--- start RECORD EXCERPTS ---

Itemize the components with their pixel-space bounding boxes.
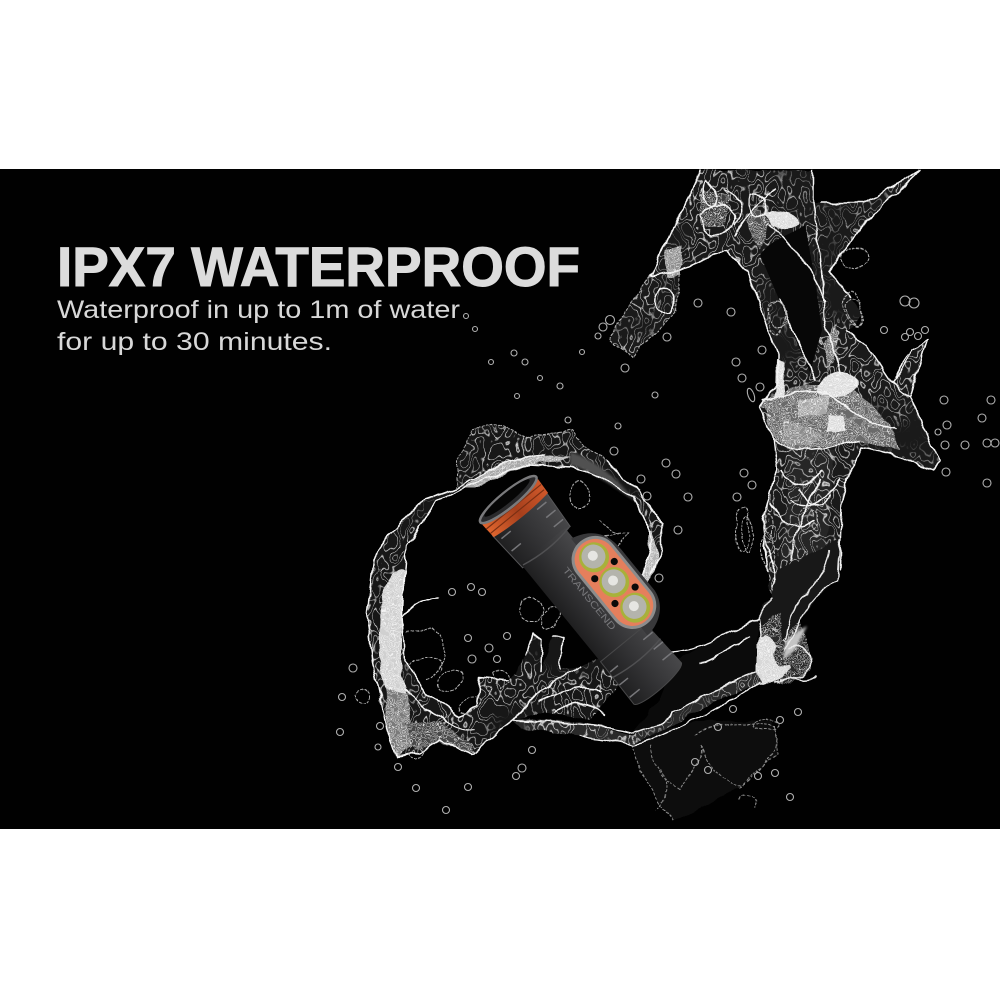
- flashlight main body: [521, 528, 647, 665]
- column faint dotted outlines: [610, 244, 871, 572]
- water splash: lower stream joining ring and column: [510, 617, 762, 745]
- LED head housing: [570, 518, 674, 635]
- title: IPX7 WATERPROOF: [57, 236, 580, 298]
- column dark core: [760, 225, 822, 372]
- ring faint dotted outlines: [356, 425, 628, 759]
- LED lenses: [573, 536, 656, 629]
- flashlight rear collar: [493, 492, 574, 570]
- orange LED plate: [566, 531, 661, 634]
- subtitle text: Waterproof in up to 1m of water: [57, 296, 460, 324]
- black photo panel: [0, 169, 1000, 829]
- LED plate outer rim: [562, 526, 666, 638]
- water droplets: [336, 296, 999, 814]
- brand text on body: TRANSCEND: [560, 565, 618, 633]
- lens cap rim: [475, 471, 541, 529]
- product: flashlight headlamp: [475, 458, 705, 711]
- subtitle text: for up to 30 minutes.: [57, 328, 332, 356]
- plate screws: [589, 556, 640, 609]
- grip ridges: [501, 501, 677, 697]
- bright left arc: [379, 569, 408, 700]
- water splash: ring around the flashlight: [356, 425, 662, 759]
- ring body: [367, 425, 662, 757]
- bright highlights: [665, 190, 857, 447]
- water splash: tall column on the right: [610, 170, 940, 685]
- lens opening: [481, 476, 533, 520]
- subtitle text: [57, 296, 460, 356]
- ring outlines: [367, 455, 662, 757]
- column outlines: [650, 170, 940, 590]
- flashlight front grip: [600, 623, 686, 708]
- lower column section: [757, 540, 840, 650]
- water splash: faint pool lower right: [630, 719, 779, 822]
- top stream highlights: [463, 456, 573, 488]
- column body: [610, 170, 940, 645]
- orange bezel ring: [482, 479, 550, 540]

--- end RECORD EXCERPTS ---

WORK TO DO :: Write out the lines of the records from the line with "- flashlight main body: [521, 528, 647, 665]" to the line with "- brand text", including both of those lines.

CORRECT OUTPUT ::
- flashlight main body: [521, 528, 647, 665]
- column faint dotted outlines: [610, 244, 871, 572]
- water splash: lower stream joining ring and column: [510, 617, 762, 745]
- LED head housing: [570, 518, 674, 635]
- title: IPX7 WATERPROOF: [57, 236, 580, 298]
- column dark core: [760, 225, 822, 372]
- ring faint dotted outlines: [356, 425, 628, 759]
- LED lenses: [573, 536, 656, 629]
- flashlight rear collar: [493, 492, 574, 570]
- orange LED plate: [566, 531, 661, 634]
- subtitle text: Waterproof in up to 1m of water: [57, 296, 460, 324]
- black photo panel: [0, 169, 1000, 829]
- LED plate outer rim: [562, 526, 666, 638]
- water droplets: [336, 296, 999, 814]
- brand text on body: TRANSCEND: [560, 565, 618, 633]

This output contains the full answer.